**What the task asks**
Reproduce the records below exactly as given.

[Dataset listings of figures]
## start
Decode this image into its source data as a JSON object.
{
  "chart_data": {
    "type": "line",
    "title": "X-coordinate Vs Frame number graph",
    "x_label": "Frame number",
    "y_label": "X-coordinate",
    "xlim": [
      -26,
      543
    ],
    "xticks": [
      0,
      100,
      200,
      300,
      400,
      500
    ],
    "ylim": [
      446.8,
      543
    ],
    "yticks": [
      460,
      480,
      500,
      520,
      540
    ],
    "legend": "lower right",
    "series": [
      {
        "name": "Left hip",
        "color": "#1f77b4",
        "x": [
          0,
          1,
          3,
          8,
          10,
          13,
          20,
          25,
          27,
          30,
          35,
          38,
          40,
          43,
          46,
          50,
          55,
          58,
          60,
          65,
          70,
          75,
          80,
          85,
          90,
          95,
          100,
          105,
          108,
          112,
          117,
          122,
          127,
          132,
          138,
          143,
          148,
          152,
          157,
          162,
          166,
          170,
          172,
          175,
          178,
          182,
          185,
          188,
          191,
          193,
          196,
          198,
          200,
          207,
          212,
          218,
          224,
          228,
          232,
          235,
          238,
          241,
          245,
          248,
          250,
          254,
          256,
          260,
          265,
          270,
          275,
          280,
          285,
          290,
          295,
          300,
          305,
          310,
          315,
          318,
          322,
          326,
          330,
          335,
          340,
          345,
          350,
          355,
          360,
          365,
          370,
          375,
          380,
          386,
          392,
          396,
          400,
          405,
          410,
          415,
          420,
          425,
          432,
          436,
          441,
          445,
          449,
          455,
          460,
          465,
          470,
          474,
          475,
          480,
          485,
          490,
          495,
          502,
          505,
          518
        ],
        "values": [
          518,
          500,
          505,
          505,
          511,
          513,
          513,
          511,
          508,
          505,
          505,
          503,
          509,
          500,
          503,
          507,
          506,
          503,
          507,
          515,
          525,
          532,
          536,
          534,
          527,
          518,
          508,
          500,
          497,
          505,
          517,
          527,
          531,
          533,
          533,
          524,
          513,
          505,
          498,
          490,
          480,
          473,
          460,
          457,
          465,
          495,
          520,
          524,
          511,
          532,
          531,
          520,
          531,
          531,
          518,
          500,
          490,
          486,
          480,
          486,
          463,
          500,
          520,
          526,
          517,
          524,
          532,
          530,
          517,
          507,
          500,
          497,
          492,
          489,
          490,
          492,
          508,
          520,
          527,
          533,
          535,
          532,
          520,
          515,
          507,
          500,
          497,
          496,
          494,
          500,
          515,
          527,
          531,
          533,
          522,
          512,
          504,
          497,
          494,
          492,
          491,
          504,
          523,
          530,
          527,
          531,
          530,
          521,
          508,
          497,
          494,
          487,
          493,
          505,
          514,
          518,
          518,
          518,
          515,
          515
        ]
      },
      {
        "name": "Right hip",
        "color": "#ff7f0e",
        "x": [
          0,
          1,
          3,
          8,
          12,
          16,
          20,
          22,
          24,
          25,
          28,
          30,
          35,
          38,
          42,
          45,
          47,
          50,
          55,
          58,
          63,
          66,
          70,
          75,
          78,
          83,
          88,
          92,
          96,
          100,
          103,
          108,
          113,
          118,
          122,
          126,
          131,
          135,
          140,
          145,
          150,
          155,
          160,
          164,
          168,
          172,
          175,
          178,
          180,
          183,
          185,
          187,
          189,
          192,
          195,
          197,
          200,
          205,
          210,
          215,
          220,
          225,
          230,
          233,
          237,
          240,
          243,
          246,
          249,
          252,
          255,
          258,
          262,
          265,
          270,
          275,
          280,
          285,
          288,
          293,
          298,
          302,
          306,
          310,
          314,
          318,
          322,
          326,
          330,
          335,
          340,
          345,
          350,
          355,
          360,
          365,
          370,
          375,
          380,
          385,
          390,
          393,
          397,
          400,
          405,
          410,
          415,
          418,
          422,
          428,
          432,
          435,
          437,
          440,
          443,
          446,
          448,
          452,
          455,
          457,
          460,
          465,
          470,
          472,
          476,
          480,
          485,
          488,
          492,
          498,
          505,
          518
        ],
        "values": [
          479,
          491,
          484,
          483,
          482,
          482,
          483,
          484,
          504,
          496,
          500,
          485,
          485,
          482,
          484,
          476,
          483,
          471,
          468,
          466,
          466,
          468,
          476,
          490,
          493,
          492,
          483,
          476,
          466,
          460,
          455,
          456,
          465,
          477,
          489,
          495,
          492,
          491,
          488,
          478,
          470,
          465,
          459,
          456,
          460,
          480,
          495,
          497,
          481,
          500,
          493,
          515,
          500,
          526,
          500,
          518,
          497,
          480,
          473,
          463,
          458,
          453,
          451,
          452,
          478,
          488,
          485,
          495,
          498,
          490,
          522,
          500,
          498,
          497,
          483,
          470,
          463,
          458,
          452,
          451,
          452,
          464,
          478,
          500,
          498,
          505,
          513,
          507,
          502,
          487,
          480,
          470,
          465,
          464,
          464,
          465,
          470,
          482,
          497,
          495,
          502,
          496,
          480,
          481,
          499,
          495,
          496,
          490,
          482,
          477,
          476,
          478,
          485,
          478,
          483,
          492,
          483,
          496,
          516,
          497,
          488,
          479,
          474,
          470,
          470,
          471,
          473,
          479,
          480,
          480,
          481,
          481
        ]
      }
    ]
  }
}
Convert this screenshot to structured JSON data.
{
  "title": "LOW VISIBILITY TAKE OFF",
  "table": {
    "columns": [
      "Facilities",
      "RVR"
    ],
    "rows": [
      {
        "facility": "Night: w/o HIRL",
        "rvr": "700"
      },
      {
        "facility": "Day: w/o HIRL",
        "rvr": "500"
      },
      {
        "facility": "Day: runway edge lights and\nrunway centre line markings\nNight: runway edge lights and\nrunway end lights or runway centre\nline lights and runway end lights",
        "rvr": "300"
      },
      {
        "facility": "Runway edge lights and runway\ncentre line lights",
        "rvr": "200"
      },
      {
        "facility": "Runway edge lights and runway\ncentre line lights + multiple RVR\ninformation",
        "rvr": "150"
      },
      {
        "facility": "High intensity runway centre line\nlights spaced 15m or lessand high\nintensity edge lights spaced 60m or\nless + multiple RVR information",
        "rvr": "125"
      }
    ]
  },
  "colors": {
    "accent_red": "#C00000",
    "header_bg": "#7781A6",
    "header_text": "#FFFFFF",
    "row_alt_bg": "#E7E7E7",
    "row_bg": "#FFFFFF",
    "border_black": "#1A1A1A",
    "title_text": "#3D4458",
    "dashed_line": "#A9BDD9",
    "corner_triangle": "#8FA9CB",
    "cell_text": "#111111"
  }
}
## end
**Reply**
Decode this image into its source data as a JSON object.
{
  "chart_data": {
    "type": "line",
    "title": "X-coordinate Vs Frame number graph",
    "x_label": "Frame number",
    "y_label": "X-coordinate",
    "xlim": [
      -26,
      543
    ],
    "xticks": [
      0,
      100,
      200,
      300,
      400,
      500
    ],
    "ylim": [
      446.8,
      543
    ],
    "yticks": [
      460,
      480,
      500,
      520,
      540
    ],
    "legend": "lower right",
    "series": [
      {
        "name": "Left hip",
        "color": "#1f77b4",
        "x": [
          0,
          1,
          3,
          8,
          10,
          13,
          20,
          25,
          27,
          30,
          35,
          38,
          40,
          43,
          46,
          50,
          55,
          58,
          60,
          65,
          70,
          75,
          80,
          85,
          90,
          95,
          100,
          105,
          108,
          112,
          117,
          122,
          127,
          132,
          138,
          143,
          148,
          152,
          157,
          162,
          166,
          170,
          172,
          175,
          178,
          182,
          185,
          188,
          191,
          193,
          196,
          198,
          200,
          207,
          212,
          218,
          224,
          228,
          232,
          235,
          238,
          241,
          245,
          248,
          250,
          254,
          256,
          260,
          265,
          270,
          275,
          280,
          285,
          290,
          295,
          300,
          305,
          310,
          315,
          318,
          322,
          326,
          330,
          335,
          340,
          345,
          350,
          355,
          360,
          365,
          370,
          375,
          380,
          386,
          392,
          396,
          400,
          405,
          410,
          415,
          420,
          425,
          432,
          436,
          441,
          445,
          449,
          455,
          460,
          465,
          470,
          474,
          475,
          480,
          485,
          490,
          495,
          502,
          505,
          518
        ],
        "values": [
          518,
          500,
          505,
          505,
          511,
          513,
          513,
          511,
          508,
          505,
          505,
          503,
          509,
          500,
          503,
          507,
          506,
          503,
          507,
          515,
          525,
          532,
          536,
          534,
          527,
          518,
          508,
          500,
          497,
          505,
          517,
          527,
          531,
          533,
          533,
          524,
          513,
          505,
          498,
          490,
          480,
          473,
          460,
          457,
          465,
          495,
          520,
          524,
          511,
          532,
          531,
          520,
          531,
          531,
          518,
          500,
          490,
          486,
          480,
          486,
          463,
          500,
          520,
          526,
          517,
          524,
          532,
          530,
          517,
          507,
          500,
          497,
          492,
          489,
          490,
          492,
          508,
          520,
          527,
          533,
          535,
          532,
          520,
          515,
          507,
          500,
          497,
          496,
          494,
          500,
          515,
          527,
          531,
          533,
          522,
          512,
          504,
          497,
          494,
          492,
          491,
          504,
          523,
          530,
          527,
          531,
          530,
          521,
          508,
          497,
          494,
          487,
          493,
          505,
          514,
          518,
          518,
          518,
          515,
          515
        ]
      },
      {
        "name": "Right hip",
        "color": "#ff7f0e",
        "x": [
          0,
          1,
          3,
          8,
          12,
          16,
          20,
          22,
          24,
          25,
          28,
          30,
          35,
          38,
          42,
          45,
          47,
          50,
          55,
          58,
          63,
          66,
          70,
          75,
          78,
          83,
          88,
          92,
          96,
          100,
          103,
          108,
          113,
          118,
          122,
          126,
          131,
          135,
          140,
          145,
          150,
          155,
          160,
          164,
          168,
          172,
          175,
          178,
          180,
          183,
          185,
          187,
          189,
          192,
          195,
          197,
          200,
          205,
          210,
          215,
          220,
          225,
          230,
          233,
          237,
          240,
          243,
          246,
          249,
          252,
          255,
          258,
          262,
          265,
          270,
          275,
          280,
          285,
          288,
          293,
          298,
          302,
          306,
          310,
          314,
          318,
          322,
          326,
          330,
          335,
          340,
          345,
          350,
          355,
          360,
          365,
          370,
          375,
          380,
          385,
          390,
          393,
          397,
          400,
          405,
          410,
          415,
          418,
          422,
          428,
          432,
          435,
          437,
          440,
          443,
          446,
          448,
          452,
          455,
          457,
          460,
          465,
          470,
          472,
          476,
          480,
          485,
          488,
          492,
          498,
          505,
          518
        ],
        "values": [
          479,
          491,
          484,
          483,
          482,
          482,
          483,
          484,
          504,
          496,
          500,
          485,
          485,
          482,
          484,
          476,
          483,
          471,
          468,
          466,
          466,
          468,
          476,
          490,
          493,
          492,
          483,
          476,
          466,
          460,
          455,
          456,
          465,
          477,
          489,
          495,
          492,
          491,
          488,
          478,
          470,
          465,
          459,
          456,
          460,
          480,
          495,
          497,
          481,
          500,
          493,
          515,
          500,
          526,
          500,
          518,
          497,
          480,
          473,
          463,
          458,
          453,
          451,
          452,
          478,
          488,
          485,
          495,
          498,
          490,
          522,
          500,
          498,
          497,
          483,
          470,
          463,
          458,
          452,
          451,
          452,
          464,
          478,
          500,
          498,
          505,
          513,
          507,
          502,
          487,
          480,
          470,
          465,
          464,
          464,
          465,
          470,
          482,
          497,
          495,
          502,
          496,
          480,
          481,
          499,
          495,
          496,
          490,
          482,
          477,
          476,
          478,
          485,
          478,
          483,
          492,
          483,
          496,
          516,
          497,
          488,
          479,
          474,
          470,
          470,
          471,
          473,
          479,
          480,
          480,
          481,
          481
        ]
      }
    ]
  }
}
Convert this screenshot to structured JSON data.
{
  "title": "LOW VISIBILITY TAKE OFF",
  "table": {
    "columns": [
      "Facilities",
      "RVR"
    ],
    "rows": [
      {
        "facility": "Night: w/o HIRL",
        "rvr": "700"
      },
      {
        "facility": "Day: w/o HIRL",
        "rvr": "500"
      },
      {
        "facility": "Day: runway edge lights and\nrunway centre line markings\nNight: runway edge lights and\nrunway end lights or runway centre\nline lights and runway end lights",
        "rvr": "300"
      },
      {
        "facility": "Runway edge lights and runway\ncentre line lights",
        "rvr": "200"
      },
      {
        "facility": "Runway edge lights and runway\ncentre line lights + multiple RVR\ninformation",
        "rvr": "150"
      },
      {
        "facility": "High intensity runway centre line\nlights spaced 15m or lessand high\nintensity edge lights spaced 60m or\nless + multiple RVR information",
        "rvr": "125"
      }
    ]
  },
  "colors": {
    "accent_red": "#C00000",
    "header_bg": "#7781A6",
    "header_text": "#FFFFFF",
    "row_alt_bg": "#E7E7E7",
    "row_bg": "#FFFFFF",
    "border_black": "#1A1A1A",
    "title_text": "#3D4458",
    "dashed_line": "#A9BDD9",
    "corner_triangle": "#8FA9CB",
    "cell_text": "#111111"
  }
}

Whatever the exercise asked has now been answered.